TASK BRIEF ->
State the number of lines, and only that number, in which the word "Mostert" appears.

◇ ◇ ◇ ◇ ◇

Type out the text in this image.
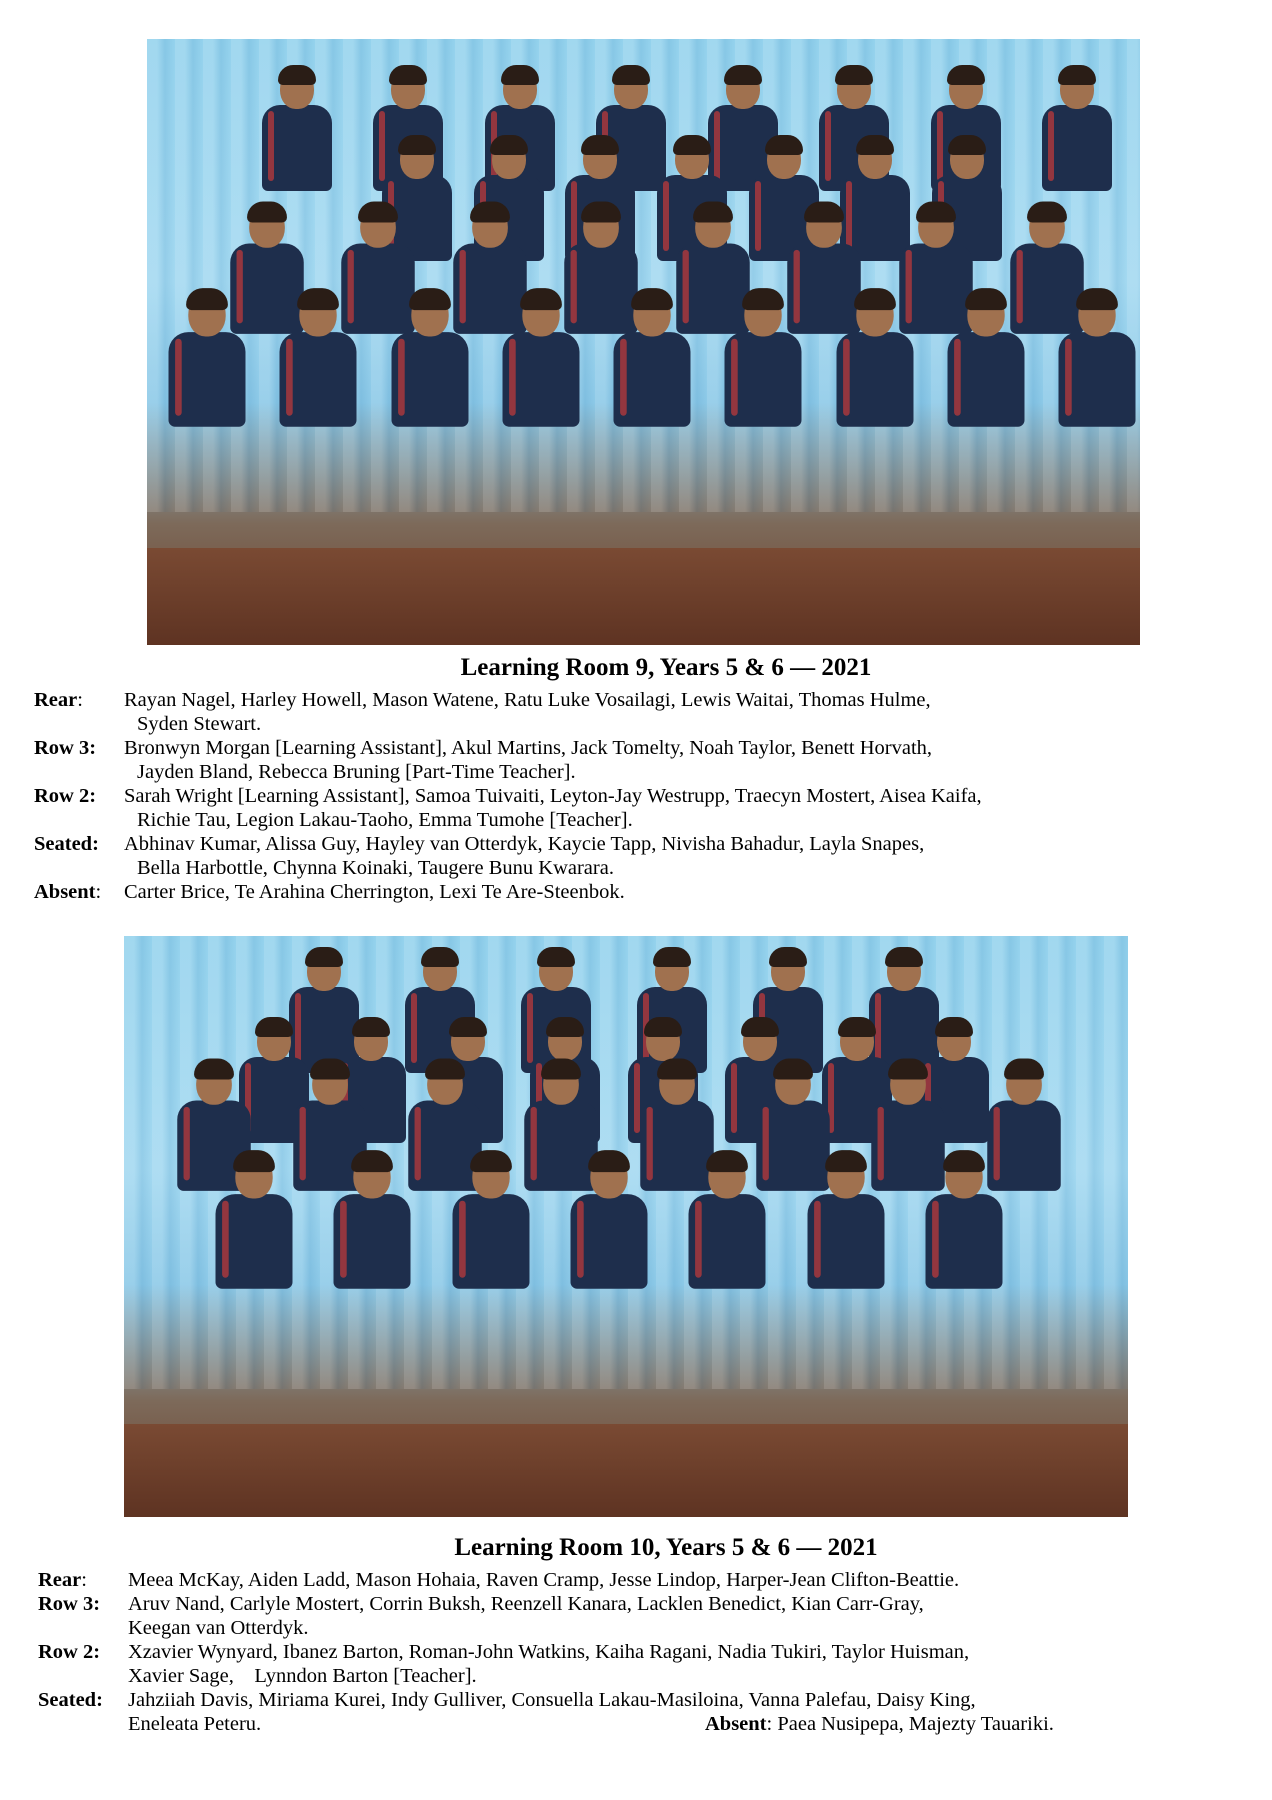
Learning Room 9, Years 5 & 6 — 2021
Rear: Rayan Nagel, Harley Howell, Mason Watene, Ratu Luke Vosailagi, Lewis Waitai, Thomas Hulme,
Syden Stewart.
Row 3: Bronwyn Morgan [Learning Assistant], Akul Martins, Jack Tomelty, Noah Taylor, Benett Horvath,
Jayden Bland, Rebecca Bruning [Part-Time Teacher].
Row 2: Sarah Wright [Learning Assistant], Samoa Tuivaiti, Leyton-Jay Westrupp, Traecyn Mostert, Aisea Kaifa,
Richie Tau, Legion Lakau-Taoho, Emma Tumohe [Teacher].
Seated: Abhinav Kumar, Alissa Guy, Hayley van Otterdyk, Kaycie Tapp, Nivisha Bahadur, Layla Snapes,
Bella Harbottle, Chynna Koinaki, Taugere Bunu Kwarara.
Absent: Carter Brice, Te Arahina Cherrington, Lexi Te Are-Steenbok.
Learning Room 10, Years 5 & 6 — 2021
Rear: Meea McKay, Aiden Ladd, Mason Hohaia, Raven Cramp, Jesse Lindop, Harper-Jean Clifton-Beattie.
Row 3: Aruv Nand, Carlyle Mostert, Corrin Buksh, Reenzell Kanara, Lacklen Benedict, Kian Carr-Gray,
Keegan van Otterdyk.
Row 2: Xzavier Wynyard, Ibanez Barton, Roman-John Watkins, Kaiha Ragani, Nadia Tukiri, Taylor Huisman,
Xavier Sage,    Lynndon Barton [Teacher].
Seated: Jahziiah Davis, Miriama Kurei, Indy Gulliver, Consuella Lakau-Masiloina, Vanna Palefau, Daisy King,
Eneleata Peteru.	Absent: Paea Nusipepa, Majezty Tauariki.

◇ ◇ ◇ ◇ ◇

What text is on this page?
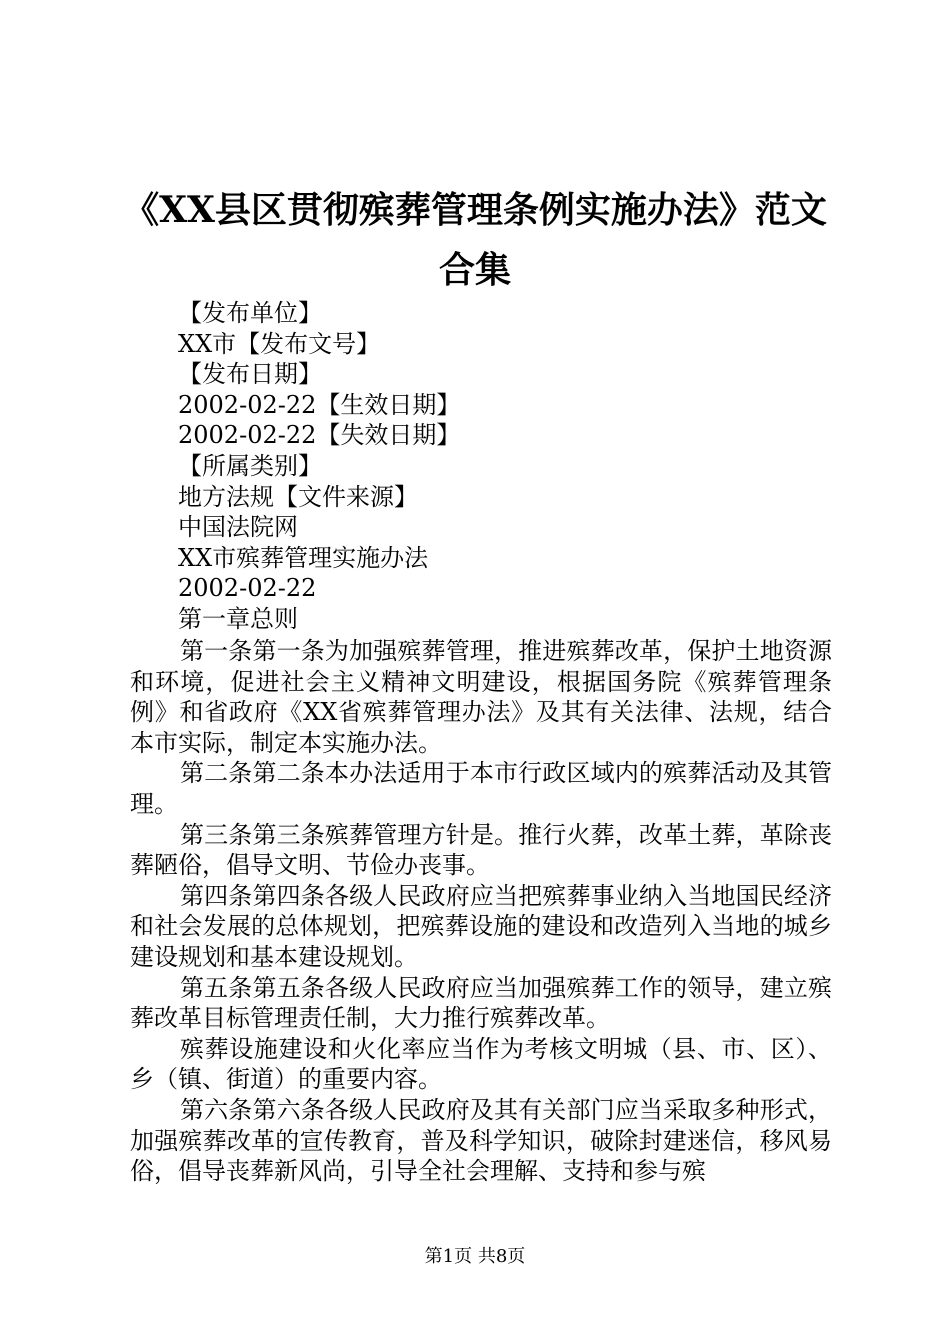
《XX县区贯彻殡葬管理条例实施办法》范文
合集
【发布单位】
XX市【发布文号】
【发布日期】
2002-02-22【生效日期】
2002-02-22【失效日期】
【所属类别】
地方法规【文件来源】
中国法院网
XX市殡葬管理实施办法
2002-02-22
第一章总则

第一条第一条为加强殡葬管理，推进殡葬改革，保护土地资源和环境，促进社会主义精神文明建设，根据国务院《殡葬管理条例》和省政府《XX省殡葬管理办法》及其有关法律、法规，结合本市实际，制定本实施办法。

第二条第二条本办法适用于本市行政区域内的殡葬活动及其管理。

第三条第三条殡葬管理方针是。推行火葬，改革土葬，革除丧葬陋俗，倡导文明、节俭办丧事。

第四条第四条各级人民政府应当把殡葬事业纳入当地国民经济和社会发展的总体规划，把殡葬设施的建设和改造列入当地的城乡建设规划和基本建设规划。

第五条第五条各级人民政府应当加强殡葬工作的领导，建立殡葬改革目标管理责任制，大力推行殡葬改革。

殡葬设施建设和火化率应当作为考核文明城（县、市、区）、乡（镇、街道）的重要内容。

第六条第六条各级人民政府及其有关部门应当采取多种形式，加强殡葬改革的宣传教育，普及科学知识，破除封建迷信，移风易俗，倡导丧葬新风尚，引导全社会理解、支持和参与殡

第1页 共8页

◇ ◇ ◇ ◇ ◇

SOLUTION BELOW ->
2